>>>>

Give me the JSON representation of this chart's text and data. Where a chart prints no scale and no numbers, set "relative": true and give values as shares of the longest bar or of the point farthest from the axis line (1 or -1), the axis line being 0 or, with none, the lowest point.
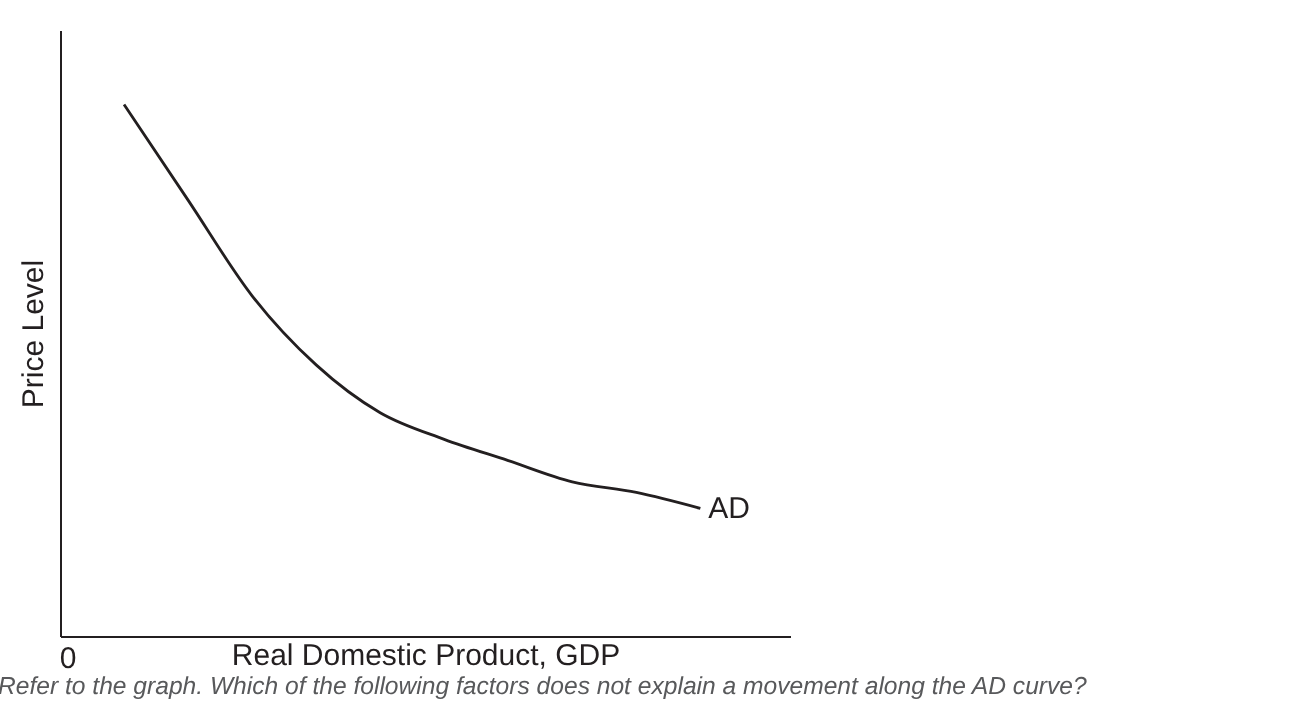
{
  "chart_data": {
    "type": "line",
    "relative": true,
    "xlabel": "Real Domestic Product, GDP",
    "ylabel": "Price Level",
    "categories": [
      null,
      null,
      null,
      null,
      null,
      null,
      null,
      null,
      null,
      null,
      null,
      null
    ],
    "series": [
      {
        "name": "AD",
        "color": "#231f20",
        "values": [
          null,
          1,
          0.82,
          0.64,
          0.51,
          0.42,
          0.37,
          0.33,
          0.29,
          0.27,
          0.24,
          null
        ]
      }
    ],
    "marker": "none",
    "line_style": "solid",
    "grid": false,
    "legend": false,
    "annotations": [
      "0",
      "Refer to the graph. Which of the following factors does not explain a movement along the AD curve?"
    ]
  }
}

<<<<

### [WORK TO DO]
Leave the pictures out and copy the rest of the data exactly.

### [EXERCISE RESPONSE]
Give me the JSON representation of this chart's text and data. Where a chart prints no scale and no numbers, set "relative": true and give values as shares of the longest bar or of the point farthest from the axis line (1 or -1), the axis line being 0 or, with none, the lowest point.
{
  "chart_data": {
    "type": "line",
    "relative": true,
    "xlabel": "Real Domestic Product, GDP",
    "ylabel": "Price Level",
    "categories": [
      null,
      null,
      null,
      null,
      null,
      null,
      null,
      null,
      null,
      null,
      null,
      null
    ],
    "series": [
      {
        "name": "AD",
        "color": "#231f20",
        "values": [
          null,
          1,
          0.82,
          0.64,
          0.51,
          0.42,
          0.37,
          0.33,
          0.29,
          0.27,
          0.24,
          null
        ]
      }
    ],
    "marker": "none",
    "line_style": "solid",
    "grid": false,
    "legend": false,
    "annotations": [
      "0",
      "Refer to the graph. Which of the following factors does not explain a movement along the AD curve?"
    ]
  }
}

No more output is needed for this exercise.